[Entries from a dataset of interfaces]
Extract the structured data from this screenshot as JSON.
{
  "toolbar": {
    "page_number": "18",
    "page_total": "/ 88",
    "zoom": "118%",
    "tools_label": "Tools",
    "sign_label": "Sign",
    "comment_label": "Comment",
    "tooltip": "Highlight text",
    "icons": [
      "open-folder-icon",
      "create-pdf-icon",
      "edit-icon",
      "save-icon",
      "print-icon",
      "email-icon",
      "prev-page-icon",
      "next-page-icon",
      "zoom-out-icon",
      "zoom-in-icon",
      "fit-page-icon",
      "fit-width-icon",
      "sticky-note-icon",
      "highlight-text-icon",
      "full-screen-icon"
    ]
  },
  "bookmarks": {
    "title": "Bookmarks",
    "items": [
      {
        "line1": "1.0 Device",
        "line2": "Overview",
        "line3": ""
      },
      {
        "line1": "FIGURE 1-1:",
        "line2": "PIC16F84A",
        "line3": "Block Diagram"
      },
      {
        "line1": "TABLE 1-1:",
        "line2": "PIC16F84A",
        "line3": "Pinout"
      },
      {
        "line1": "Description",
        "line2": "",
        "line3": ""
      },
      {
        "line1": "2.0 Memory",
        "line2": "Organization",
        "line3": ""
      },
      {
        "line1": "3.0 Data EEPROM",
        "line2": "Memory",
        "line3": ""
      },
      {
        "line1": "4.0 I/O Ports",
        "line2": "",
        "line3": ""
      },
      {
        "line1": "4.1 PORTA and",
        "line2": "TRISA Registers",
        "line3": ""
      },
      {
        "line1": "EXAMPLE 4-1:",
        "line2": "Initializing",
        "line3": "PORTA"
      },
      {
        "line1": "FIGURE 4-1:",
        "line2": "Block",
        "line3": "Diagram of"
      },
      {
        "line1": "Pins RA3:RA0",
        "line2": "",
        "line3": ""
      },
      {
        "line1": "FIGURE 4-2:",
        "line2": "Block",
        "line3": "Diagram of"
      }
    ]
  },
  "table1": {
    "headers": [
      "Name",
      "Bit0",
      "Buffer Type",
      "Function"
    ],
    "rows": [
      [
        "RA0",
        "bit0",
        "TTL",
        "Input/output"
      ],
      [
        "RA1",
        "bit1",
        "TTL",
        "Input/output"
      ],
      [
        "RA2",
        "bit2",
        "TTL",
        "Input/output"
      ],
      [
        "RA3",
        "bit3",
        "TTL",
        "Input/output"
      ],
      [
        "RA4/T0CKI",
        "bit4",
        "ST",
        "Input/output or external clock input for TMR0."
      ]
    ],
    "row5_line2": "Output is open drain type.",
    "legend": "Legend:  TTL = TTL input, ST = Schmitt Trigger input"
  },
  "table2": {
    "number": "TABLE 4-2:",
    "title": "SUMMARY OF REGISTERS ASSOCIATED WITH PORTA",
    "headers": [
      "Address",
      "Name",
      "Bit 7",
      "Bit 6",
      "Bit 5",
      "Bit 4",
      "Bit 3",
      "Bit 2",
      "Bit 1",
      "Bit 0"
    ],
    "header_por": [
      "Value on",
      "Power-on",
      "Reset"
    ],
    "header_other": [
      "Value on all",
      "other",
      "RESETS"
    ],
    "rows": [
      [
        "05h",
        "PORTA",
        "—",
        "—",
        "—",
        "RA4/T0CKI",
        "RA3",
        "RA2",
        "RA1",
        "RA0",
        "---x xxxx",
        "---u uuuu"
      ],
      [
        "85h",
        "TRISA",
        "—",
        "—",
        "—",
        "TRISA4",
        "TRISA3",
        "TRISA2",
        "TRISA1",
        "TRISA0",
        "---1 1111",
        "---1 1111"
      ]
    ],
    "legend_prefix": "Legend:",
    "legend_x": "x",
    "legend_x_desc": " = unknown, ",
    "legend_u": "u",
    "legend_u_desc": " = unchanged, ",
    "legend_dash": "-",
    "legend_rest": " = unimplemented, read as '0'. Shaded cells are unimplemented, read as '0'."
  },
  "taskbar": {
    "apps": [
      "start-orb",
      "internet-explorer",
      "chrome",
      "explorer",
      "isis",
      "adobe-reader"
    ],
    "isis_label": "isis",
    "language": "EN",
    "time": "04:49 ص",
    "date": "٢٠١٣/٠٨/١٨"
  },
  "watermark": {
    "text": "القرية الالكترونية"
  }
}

— HOW TO COMPLETE THIS TASK —
The entries above must be returned in full, exactly as shown.

— EXERCISE SOLUTION —
Extract the structured data from this screenshot as JSON.
{
  "toolbar": {
    "page_number": "18",
    "page_total": "/ 88",
    "zoom": "118%",
    "tools_label": "Tools",
    "sign_label": "Sign",
    "comment_label": "Comment",
    "tooltip": "Highlight text",
    "icons": [
      "open-folder-icon",
      "create-pdf-icon",
      "edit-icon",
      "save-icon",
      "print-icon",
      "email-icon",
      "prev-page-icon",
      "next-page-icon",
      "zoom-out-icon",
      "zoom-in-icon",
      "fit-page-icon",
      "fit-width-icon",
      "sticky-note-icon",
      "highlight-text-icon",
      "full-screen-icon"
    ]
  },
  "bookmarks": {
    "title": "Bookmarks",
    "items": [
      {
        "line1": "1.0 Device",
        "line2": "Overview",
        "line3": ""
      },
      {
        "line1": "FIGURE 1-1:",
        "line2": "PIC16F84A",
        "line3": "Block Diagram"
      },
      {
        "line1": "TABLE 1-1:",
        "line2": "PIC16F84A",
        "line3": "Pinout"
      },
      {
        "line1": "Description",
        "line2": "",
        "line3": ""
      },
      {
        "line1": "2.0 Memory",
        "line2": "Organization",
        "line3": ""
      },
      {
        "line1": "3.0 Data EEPROM",
        "line2": "Memory",
        "line3": ""
      },
      {
        "line1": "4.0 I/O Ports",
        "line2": "",
        "line3": ""
      },
      {
        "line1": "4.1 PORTA and",
        "line2": "TRISA Registers",
        "line3": ""
      },
      {
        "line1": "EXAMPLE 4-1:",
        "line2": "Initializing",
        "line3": "PORTA"
      },
      {
        "line1": "FIGURE 4-1:",
        "line2": "Block",
        "line3": "Diagram of"
      },
      {
        "line1": "Pins RA3:RA0",
        "line2": "",
        "line3": ""
      },
      {
        "line1": "FIGURE 4-2:",
        "line2": "Block",
        "line3": "Diagram of"
      }
    ]
  },
  "table1": {
    "headers": [
      "Name",
      "Bit0",
      "Buffer Type",
      "Function"
    ],
    "rows": [
      [
        "RA0",
        "bit0",
        "TTL",
        "Input/output"
      ],
      [
        "RA1",
        "bit1",
        "TTL",
        "Input/output"
      ],
      [
        "RA2",
        "bit2",
        "TTL",
        "Input/output"
      ],
      [
        "RA3",
        "bit3",
        "TTL",
        "Input/output"
      ],
      [
        "RA4/T0CKI",
        "bit4",
        "ST",
        "Input/output or external clock input for TMR0."
      ]
    ],
    "row5_line2": "Output is open drain type.",
    "legend": "Legend:  TTL = TTL input, ST = Schmitt Trigger input"
  },
  "table2": {
    "number": "TABLE 4-2:",
    "title": "SUMMARY OF REGISTERS ASSOCIATED WITH PORTA",
    "headers": [
      "Address",
      "Name",
      "Bit 7",
      "Bit 6",
      "Bit 5",
      "Bit 4",
      "Bit 3",
      "Bit 2",
      "Bit 1",
      "Bit 0"
    ],
    "header_por": [
      "Value on",
      "Power-on",
      "Reset"
    ],
    "header_other": [
      "Value on all",
      "other",
      "RESETS"
    ],
    "rows": [
      [
        "05h",
        "PORTA",
        "—",
        "—",
        "—",
        "RA4/T0CKI",
        "RA3",
        "RA2",
        "RA1",
        "RA0",
        "---x xxxx",
        "---u uuuu"
      ],
      [
        "85h",
        "TRISA",
        "—",
        "—",
        "—",
        "TRISA4",
        "TRISA3",
        "TRISA2",
        "TRISA1",
        "TRISA0",
        "---1 1111",
        "---1 1111"
      ]
    ],
    "legend_prefix": "Legend:",
    "legend_x": "x",
    "legend_x_desc": " = unknown, ",
    "legend_u": "u",
    "legend_u_desc": " = unchanged, ",
    "legend_dash": "-",
    "legend_rest": " = unimplemented, read as '0'. Shaded cells are unimplemented, read as '0'."
  },
  "taskbar": {
    "apps": [
      "start-orb",
      "internet-explorer",
      "chrome",
      "explorer",
      "isis",
      "adobe-reader"
    ],
    "isis_label": "isis",
    "language": "EN",
    "time": "04:49 ص",
    "date": "٢٠١٣/٠٨/١٨"
  },
  "watermark": {
    "text": "القرية الالكترونية"
  }
}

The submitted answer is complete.